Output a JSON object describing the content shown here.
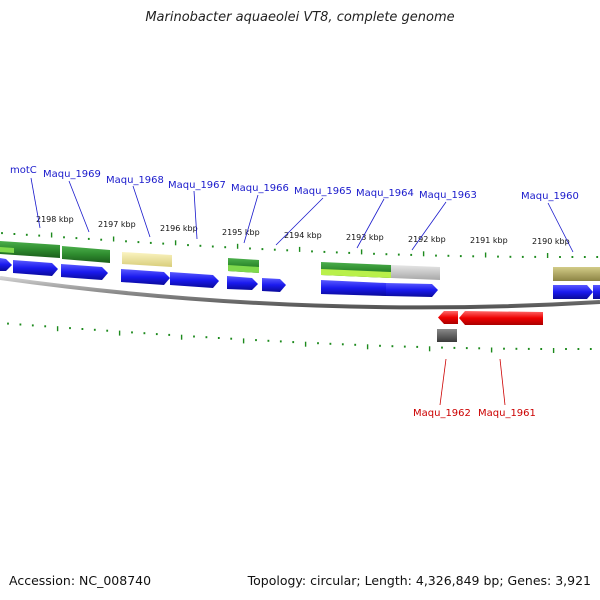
{
  "title": "Marinobacter aquaeolei VT8, complete genome",
  "footer": {
    "accession": "Accession: NC_008740",
    "summary": "Topology: circular; Length: 4,326,849 bp; Genes: 3,921"
  },
  "colors": {
    "forward_label": "#1a1acc",
    "reverse_label": "#cc0000",
    "cds_forward": "#1a1aee",
    "cds_reverse": "#ee0000",
    "feature_green": "#2e8b2e",
    "feature_lightgreen": "#7fd94c",
    "feature_yellow": "#efe59a",
    "feature_olive": "#b0a860",
    "feature_gray": "#bbbbbb",
    "tick": "#1d8a1d",
    "backbone": "#888888"
  },
  "tick_labels": [
    "2198 kbp",
    "2197 kbp",
    "2196 kbp",
    "2195 kbp",
    "2194 kbp",
    "2193 kbp",
    "2192 kbp",
    "2191 kbp",
    "2190 kbp"
  ],
  "forward_genes": [
    "motC",
    "Maqu_1969",
    "Maqu_1968",
    "Maqu_1967",
    "Maqu_1966",
    "Maqu_1965",
    "Maqu_1964",
    "Maqu_1963",
    "Maqu_1960"
  ],
  "reverse_genes": [
    "Maqu_1962",
    "Maqu_1961"
  ]
}
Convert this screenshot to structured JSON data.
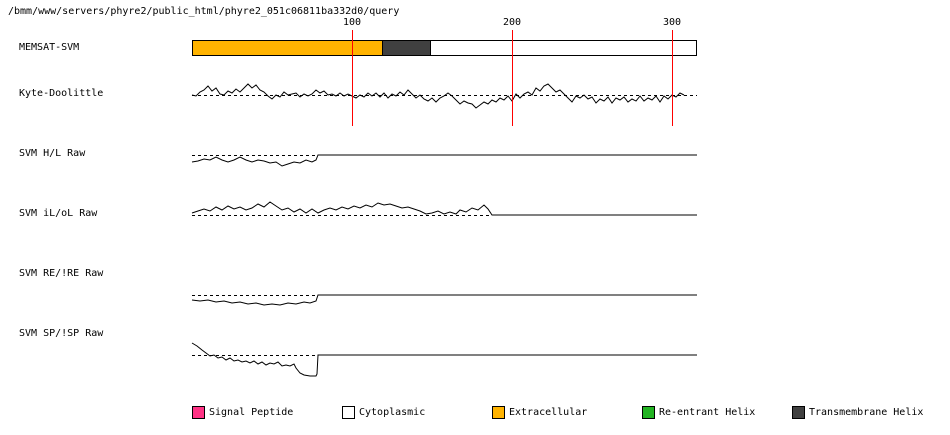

Your task:
Although the entries contain pictures, reproduce only the rest, exactly as written.

Solution:
Output a JSON object describing the content shown here.
{
  "title": "Marinobacter aquaeolei VT8, complete genome",
  "footer": {
    "accession": "Accession: NC_008740",
    "summary": "Topology: circular; Length: 4,326,849 bp; Genes: 3,921"
  },
  "colors": {
    "forward_label": "#1a1acc",
    "reverse_label": "#cc0000",
    "cds_forward": "#1a1aee",
    "cds_reverse": "#ee0000",
    "feature_green": "#2e8b2e",
    "feature_lightgreen": "#7fd94c",
    "feature_yellow": "#efe59a",
    "feature_olive": "#b0a860",
    "feature_gray": "#bbbbbb",
    "tick": "#1d8a1d",
    "backbone": "#888888"
  },
  "tick_labels": [
    "2198 kbp",
    "2197 kbp",
    "2196 kbp",
    "2195 kbp",
    "2194 kbp",
    "2193 kbp",
    "2192 kbp",
    "2191 kbp",
    "2190 kbp"
  ],
  "forward_genes": [
    "motC",
    "Maqu_1969",
    "Maqu_1968",
    "Maqu_1967",
    "Maqu_1966",
    "Maqu_1965",
    "Maqu_1964",
    "Maqu_1963",
    "Maqu_1960"
  ],
  "reverse_genes": [
    "Maqu_1962",
    "Maqu_1961"
  ]
}
Convert this screenshot to structured JSON data.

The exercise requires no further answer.